> THE TASK: Only lines containing the string "MEDICINE" belong in the answer; find them in the records and copy them.
□ □ □
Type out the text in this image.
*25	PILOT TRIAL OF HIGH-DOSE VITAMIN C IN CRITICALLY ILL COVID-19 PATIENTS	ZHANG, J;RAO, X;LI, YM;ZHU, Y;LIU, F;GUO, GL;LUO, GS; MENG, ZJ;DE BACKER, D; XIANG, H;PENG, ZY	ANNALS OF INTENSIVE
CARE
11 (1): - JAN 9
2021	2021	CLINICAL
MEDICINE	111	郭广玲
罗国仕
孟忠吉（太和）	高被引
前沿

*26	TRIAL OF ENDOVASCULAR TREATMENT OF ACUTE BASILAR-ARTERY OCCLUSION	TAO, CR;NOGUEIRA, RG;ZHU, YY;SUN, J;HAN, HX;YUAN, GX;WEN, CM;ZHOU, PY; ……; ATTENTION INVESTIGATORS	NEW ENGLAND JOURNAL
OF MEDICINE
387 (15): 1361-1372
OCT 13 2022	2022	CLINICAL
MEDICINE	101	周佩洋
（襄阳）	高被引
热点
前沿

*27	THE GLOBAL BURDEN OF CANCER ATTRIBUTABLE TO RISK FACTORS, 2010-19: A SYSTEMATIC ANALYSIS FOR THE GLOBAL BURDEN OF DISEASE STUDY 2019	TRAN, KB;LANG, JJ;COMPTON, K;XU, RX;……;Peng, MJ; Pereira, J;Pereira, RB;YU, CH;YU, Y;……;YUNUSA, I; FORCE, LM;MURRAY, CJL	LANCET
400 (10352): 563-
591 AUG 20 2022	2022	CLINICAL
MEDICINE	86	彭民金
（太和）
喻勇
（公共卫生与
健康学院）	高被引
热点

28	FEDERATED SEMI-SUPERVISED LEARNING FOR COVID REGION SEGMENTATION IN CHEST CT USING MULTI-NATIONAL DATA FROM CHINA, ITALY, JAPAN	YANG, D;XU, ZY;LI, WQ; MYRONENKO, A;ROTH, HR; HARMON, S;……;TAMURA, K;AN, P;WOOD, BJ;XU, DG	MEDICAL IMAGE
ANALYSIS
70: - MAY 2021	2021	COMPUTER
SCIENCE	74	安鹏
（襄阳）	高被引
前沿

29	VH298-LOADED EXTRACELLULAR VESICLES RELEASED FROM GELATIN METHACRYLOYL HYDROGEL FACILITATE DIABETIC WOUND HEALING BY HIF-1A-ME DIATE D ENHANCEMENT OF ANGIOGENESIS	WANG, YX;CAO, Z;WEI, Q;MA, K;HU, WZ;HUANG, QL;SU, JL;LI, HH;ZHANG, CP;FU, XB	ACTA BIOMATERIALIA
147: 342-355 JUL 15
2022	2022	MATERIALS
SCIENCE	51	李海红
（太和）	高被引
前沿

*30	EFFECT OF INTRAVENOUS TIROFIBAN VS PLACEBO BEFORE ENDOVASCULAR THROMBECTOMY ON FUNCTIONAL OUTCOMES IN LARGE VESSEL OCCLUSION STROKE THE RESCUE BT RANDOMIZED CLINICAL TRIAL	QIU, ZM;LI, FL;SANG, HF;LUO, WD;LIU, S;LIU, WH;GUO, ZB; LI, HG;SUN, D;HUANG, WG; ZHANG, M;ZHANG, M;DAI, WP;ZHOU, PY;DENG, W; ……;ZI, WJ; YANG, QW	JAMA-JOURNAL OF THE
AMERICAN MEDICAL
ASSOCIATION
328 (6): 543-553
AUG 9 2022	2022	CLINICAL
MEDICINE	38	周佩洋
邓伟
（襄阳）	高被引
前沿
□ □ □
> RESULT BELOW:
MEDICINE	111	郭广玲
OF MEDICINE
MEDICINE	101	周佩洋
MEDICINE	86	彭民金
MEDICINE	38	周佩洋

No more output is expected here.